▸ **SHORT PROBLEM**:
Copy out the data below verbatim.

--- start ---

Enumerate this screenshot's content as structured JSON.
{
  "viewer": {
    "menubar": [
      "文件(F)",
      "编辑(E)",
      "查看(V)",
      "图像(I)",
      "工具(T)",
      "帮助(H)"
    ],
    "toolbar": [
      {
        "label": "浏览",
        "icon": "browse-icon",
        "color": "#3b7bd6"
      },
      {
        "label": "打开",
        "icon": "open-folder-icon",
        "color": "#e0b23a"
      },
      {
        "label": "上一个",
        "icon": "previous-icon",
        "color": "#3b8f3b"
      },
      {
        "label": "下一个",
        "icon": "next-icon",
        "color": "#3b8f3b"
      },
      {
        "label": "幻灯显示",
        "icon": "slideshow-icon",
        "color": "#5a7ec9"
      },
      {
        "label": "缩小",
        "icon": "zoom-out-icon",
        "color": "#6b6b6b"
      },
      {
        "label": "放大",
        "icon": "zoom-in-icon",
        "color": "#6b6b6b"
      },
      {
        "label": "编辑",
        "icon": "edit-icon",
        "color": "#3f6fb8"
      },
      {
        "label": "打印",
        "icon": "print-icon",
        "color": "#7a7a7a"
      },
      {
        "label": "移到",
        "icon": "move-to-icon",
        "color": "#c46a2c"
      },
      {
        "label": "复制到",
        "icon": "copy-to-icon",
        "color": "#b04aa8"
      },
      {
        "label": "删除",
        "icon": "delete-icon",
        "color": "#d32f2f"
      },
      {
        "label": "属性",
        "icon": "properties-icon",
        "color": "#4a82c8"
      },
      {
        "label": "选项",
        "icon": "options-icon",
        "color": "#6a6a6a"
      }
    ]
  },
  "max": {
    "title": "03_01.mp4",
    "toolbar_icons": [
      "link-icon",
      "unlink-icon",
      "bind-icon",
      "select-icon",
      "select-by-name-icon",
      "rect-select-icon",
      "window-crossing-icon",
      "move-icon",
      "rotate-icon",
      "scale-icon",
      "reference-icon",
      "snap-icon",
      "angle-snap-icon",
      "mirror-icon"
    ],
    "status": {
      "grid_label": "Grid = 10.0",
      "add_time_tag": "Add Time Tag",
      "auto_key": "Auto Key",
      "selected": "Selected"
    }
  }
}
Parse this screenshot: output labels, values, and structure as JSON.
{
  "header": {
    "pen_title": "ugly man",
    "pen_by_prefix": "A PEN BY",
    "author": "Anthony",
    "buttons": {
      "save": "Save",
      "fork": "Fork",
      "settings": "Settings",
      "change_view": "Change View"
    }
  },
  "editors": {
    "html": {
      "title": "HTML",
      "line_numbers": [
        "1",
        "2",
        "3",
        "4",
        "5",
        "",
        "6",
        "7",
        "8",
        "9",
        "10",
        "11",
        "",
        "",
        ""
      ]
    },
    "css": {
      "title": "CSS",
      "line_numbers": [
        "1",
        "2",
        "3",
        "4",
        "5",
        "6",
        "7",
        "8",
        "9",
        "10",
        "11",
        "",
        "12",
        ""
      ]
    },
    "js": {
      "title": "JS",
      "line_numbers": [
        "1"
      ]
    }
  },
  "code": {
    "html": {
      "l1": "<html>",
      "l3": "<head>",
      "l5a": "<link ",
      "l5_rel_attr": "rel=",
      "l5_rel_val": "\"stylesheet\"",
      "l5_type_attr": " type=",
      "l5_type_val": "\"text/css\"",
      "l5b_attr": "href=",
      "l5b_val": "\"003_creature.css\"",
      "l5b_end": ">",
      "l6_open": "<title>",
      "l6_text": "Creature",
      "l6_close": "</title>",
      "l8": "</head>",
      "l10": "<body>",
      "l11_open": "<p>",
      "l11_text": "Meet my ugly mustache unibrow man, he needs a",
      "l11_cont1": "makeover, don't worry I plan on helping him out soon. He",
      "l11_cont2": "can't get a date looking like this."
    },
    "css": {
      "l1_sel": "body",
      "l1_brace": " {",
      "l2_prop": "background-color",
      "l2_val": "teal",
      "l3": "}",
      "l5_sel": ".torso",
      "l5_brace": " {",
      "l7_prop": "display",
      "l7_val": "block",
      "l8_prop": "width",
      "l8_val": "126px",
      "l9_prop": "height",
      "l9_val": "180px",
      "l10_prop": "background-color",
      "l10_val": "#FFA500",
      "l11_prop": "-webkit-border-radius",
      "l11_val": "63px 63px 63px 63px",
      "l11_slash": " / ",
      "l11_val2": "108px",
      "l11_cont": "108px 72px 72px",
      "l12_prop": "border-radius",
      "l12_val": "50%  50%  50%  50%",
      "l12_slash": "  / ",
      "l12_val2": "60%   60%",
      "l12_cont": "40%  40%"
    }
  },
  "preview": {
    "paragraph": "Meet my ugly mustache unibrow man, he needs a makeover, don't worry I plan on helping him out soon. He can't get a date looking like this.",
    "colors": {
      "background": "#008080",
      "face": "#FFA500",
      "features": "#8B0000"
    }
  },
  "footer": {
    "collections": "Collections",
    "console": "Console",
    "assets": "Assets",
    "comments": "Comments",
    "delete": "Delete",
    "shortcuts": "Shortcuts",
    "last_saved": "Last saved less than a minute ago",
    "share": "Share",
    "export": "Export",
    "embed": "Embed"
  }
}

--- end ---

▸ **THE SOLUTION**:
Enumerate this screenshot's content as structured JSON.
{
  "viewer": {
    "menubar": [
      "文件(F)",
      "编辑(E)",
      "查看(V)",
      "图像(I)",
      "工具(T)",
      "帮助(H)"
    ],
    "toolbar": [
      {
        "label": "浏览",
        "icon": "browse-icon",
        "color": "#3b7bd6"
      },
      {
        "label": "打开",
        "icon": "open-folder-icon",
        "color": "#e0b23a"
      },
      {
        "label": "上一个",
        "icon": "previous-icon",
        "color": "#3b8f3b"
      },
      {
        "label": "下一个",
        "icon": "next-icon",
        "color": "#3b8f3b"
      },
      {
        "label": "幻灯显示",
        "icon": "slideshow-icon",
        "color": "#5a7ec9"
      },
      {
        "label": "缩小",
        "icon": "zoom-out-icon",
        "color": "#6b6b6b"
      },
      {
        "label": "放大",
        "icon": "zoom-in-icon",
        "color": "#6b6b6b"
      },
      {
        "label": "编辑",
        "icon": "edit-icon",
        "color": "#3f6fb8"
      },
      {
        "label": "打印",
        "icon": "print-icon",
        "color": "#7a7a7a"
      },
      {
        "label": "移到",
        "icon": "move-to-icon",
        "color": "#c46a2c"
      },
      {
        "label": "复制到",
        "icon": "copy-to-icon",
        "color": "#b04aa8"
      },
      {
        "label": "删除",
        "icon": "delete-icon",
        "color": "#d32f2f"
      },
      {
        "label": "属性",
        "icon": "properties-icon",
        "color": "#4a82c8"
      },
      {
        "label": "选项",
        "icon": "options-icon",
        "color": "#6a6a6a"
      }
    ]
  },
  "max": {
    "title": "03_01.mp4",
    "toolbar_icons": [
      "link-icon",
      "unlink-icon",
      "bind-icon",
      "select-icon",
      "select-by-name-icon",
      "rect-select-icon",
      "window-crossing-icon",
      "move-icon",
      "rotate-icon",
      "scale-icon",
      "reference-icon",
      "snap-icon",
      "angle-snap-icon",
      "mirror-icon"
    ],
    "status": {
      "grid_label": "Grid = 10.0",
      "add_time_tag": "Add Time Tag",
      "auto_key": "Auto Key",
      "selected": "Selected"
    }
  }
}
Parse this screenshot: output labels, values, and structure as JSON.
{
  "header": {
    "pen_title": "ugly man",
    "pen_by_prefix": "A PEN BY",
    "author": "Anthony",
    "buttons": {
      "save": "Save",
      "fork": "Fork",
      "settings": "Settings",
      "change_view": "Change View"
    }
  },
  "editors": {
    "html": {
      "title": "HTML",
      "line_numbers": [
        "1",
        "2",
        "3",
        "4",
        "5",
        "",
        "6",
        "7",
        "8",
        "9",
        "10",
        "11",
        "",
        "",
        ""
      ]
    },
    "css": {
      "title": "CSS",
      "line_numbers": [
        "1",
        "2",
        "3",
        "4",
        "5",
        "6",
        "7",
        "8",
        "9",
        "10",
        "11",
        "",
        "12",
        ""
      ]
    },
    "js": {
      "title": "JS",
      "line_numbers": [
        "1"
      ]
    }
  },
  "code": {
    "html": {
      "l1": "<html>",
      "l3": "<head>",
      "l5a": "<link ",
      "l5_rel_attr": "rel=",
      "l5_rel_val": "\"stylesheet\"",
      "l5_type_attr": " type=",
      "l5_type_val": "\"text/css\"",
      "l5b_attr": "href=",
      "l5b_val": "\"003_creature.css\"",
      "l5b_end": ">",
      "l6_open": "<title>",
      "l6_text": "Creature",
      "l6_close": "</title>",
      "l8": "</head>",
      "l10": "<body>",
      "l11_open": "<p>",
      "l11_text": "Meet my ugly mustache unibrow man, he needs a",
      "l11_cont1": "makeover, don't worry I plan on helping him out soon. He",
      "l11_cont2": "can't get a date looking like this."
    },
    "css": {
      "l1_sel": "body",
      "l1_brace": " {",
      "l2_prop": "background-color",
      "l2_val": "teal",
      "l3": "}",
      "l5_sel": ".torso",
      "l5_brace": " {",
      "l7_prop": "display",
      "l7_val": "block",
      "l8_prop": "width",
      "l8_val": "126px",
      "l9_prop": "height",
      "l9_val": "180px",
      "l10_prop": "background-color",
      "l10_val": "#FFA500",
      "l11_prop": "-webkit-border-radius",
      "l11_val": "63px 63px 63px 63px",
      "l11_slash": " / ",
      "l11_val2": "108px",
      "l11_cont": "108px 72px 72px",
      "l12_prop": "border-radius",
      "l12_val": "50%  50%  50%  50%",
      "l12_slash": "  / ",
      "l12_val2": "60%   60%",
      "l12_cont": "40%  40%"
    }
  },
  "preview": {
    "paragraph": "Meet my ugly mustache unibrow man, he needs a makeover, don't worry I plan on helping him out soon. He can't get a date looking like this.",
    "colors": {
      "background": "#008080",
      "face": "#FFA500",
      "features": "#8B0000"
    }
  },
  "footer": {
    "collections": "Collections",
    "console": "Console",
    "assets": "Assets",
    "comments": "Comments",
    "delete": "Delete",
    "shortcuts": "Shortcuts",
    "last_saved": "Last saved less than a minute ago",
    "share": "Share",
    "export": "Export",
    "embed": "Embed"
  }
}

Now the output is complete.